DIRECTION: Write out all of the records precisely. Skip anything that is a picture.

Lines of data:
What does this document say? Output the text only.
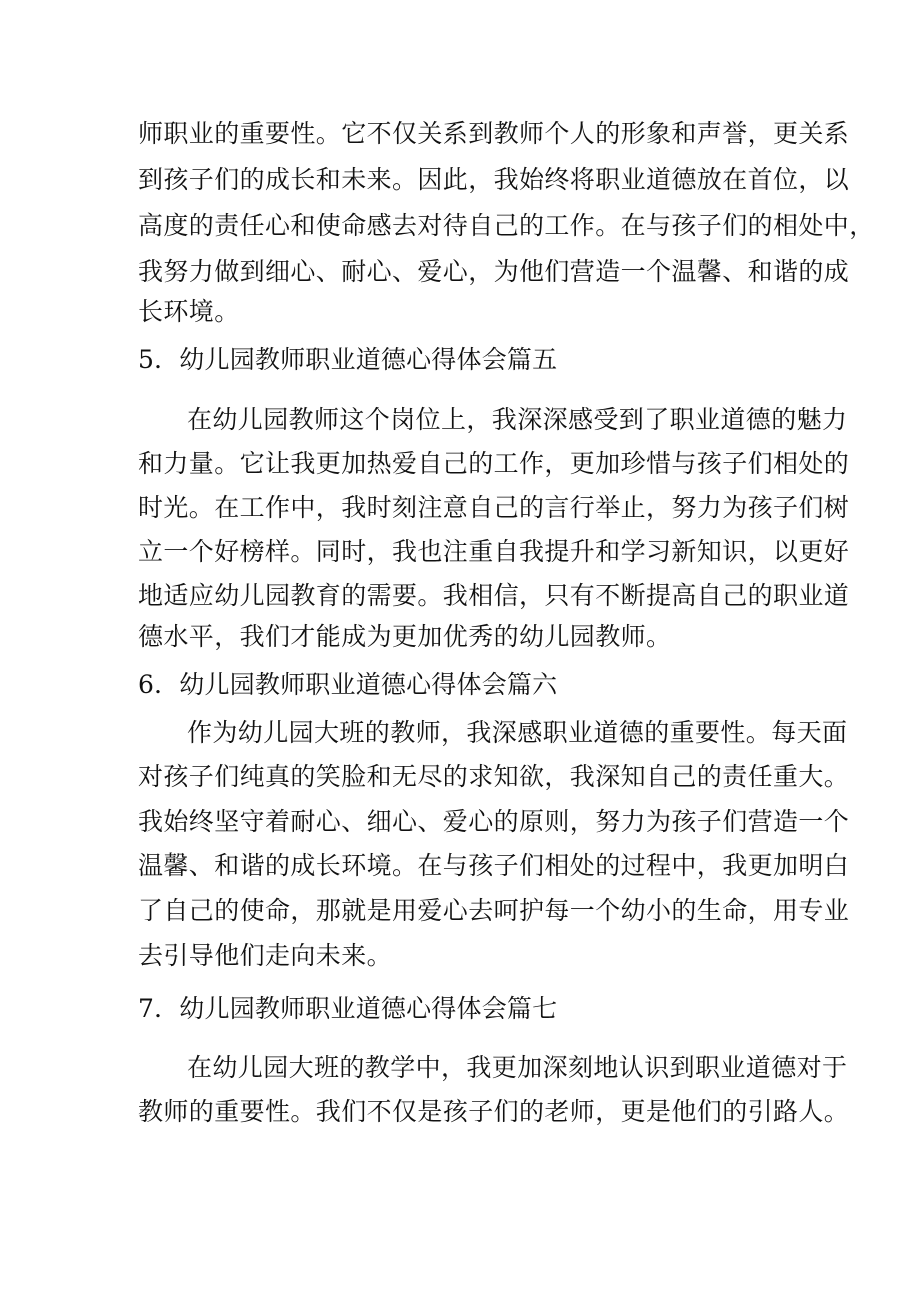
师职业的重要性。它不仅关系到教师个人的形象和声誉，更关系
到孩子们的成长和未来。因此，我始终将职业道德放在首位，以
高度的责任心和使命感去对待自己的工作。在与孩子们的相处中，
我努力做到细心、耐心、爱心，为他们营造一个温馨、和谐的成
长环境。
5．幼儿园教师职业道德心得体会篇五
在幼儿园教师这个岗位上，我深深感受到了职业道德的魅力
和力量。它让我更加热爱自己的工作，更加珍惜与孩子们相处的
时光。在工作中，我时刻注意自己的言行举止，努力为孩子们树
立一个好榜样。同时，我也注重自我提升和学习新知识，以更好
地适应幼儿园教育的需要。我相信，只有不断提高自己的职业道
德水平，我们才能成为更加优秀的幼儿园教师。
6．幼儿园教师职业道德心得体会篇六
作为幼儿园大班的教师，我深感职业道德的重要性。每天面
对孩子们纯真的笑脸和无尽的求知欲，我深知自己的责任重大。
我始终坚守着耐心、细心、爱心的原则，努力为孩子们营造一个
温馨、和谐的成长环境。在与孩子们相处的过程中，我更加明白
了自己的使命，那就是用爱心去呵护每一个幼小的生命，用专业
去引导他们走向未来。
7．幼儿园教师职业道德心得体会篇七
在幼儿园大班的教学中，我更加深刻地认识到职业道德对于
教师的重要性。我们不仅是孩子们的老师，更是他们的引路人。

RESULT OF THIS TASK:
What does this document say? Output the text only.
师职业的重要性。它不仅关系到教师个人的形象和声誉，更关系
到孩子们的成长和未来。因此，我始终将职业道德放在首位，以
高度的责任心和使命感去对待自己的工作。在与孩子们的相处中，
我努力做到细心、耐心、爱心，为他们营造一个温馨、和谐的成
长环境。
5．幼儿园教师职业道德心得体会篇五
在幼儿园教师这个岗位上，我深深感受到了职业道德的魅力
和力量。它让我更加热爱自己的工作，更加珍惜与孩子们相处的
时光。在工作中，我时刻注意自己的言行举止，努力为孩子们树
立一个好榜样。同时，我也注重自我提升和学习新知识，以更好
地适应幼儿园教育的需要。我相信，只有不断提高自己的职业道
德水平，我们才能成为更加优秀的幼儿园教师。
6．幼儿园教师职业道德心得体会篇六
作为幼儿园大班的教师，我深感职业道德的重要性。每天面
对孩子们纯真的笑脸和无尽的求知欲，我深知自己的责任重大。
我始终坚守着耐心、细心、爱心的原则，努力为孩子们营造一个
温馨、和谐的成长环境。在与孩子们相处的过程中，我更加明白
了自己的使命，那就是用爱心去呵护每一个幼小的生命，用专业
去引导他们走向未来。
7．幼儿园教师职业道德心得体会篇七
在幼儿园大班的教学中，我更加深刻地认识到职业道德对于
教师的重要性。我们不仅是孩子们的老师，更是他们的引路人。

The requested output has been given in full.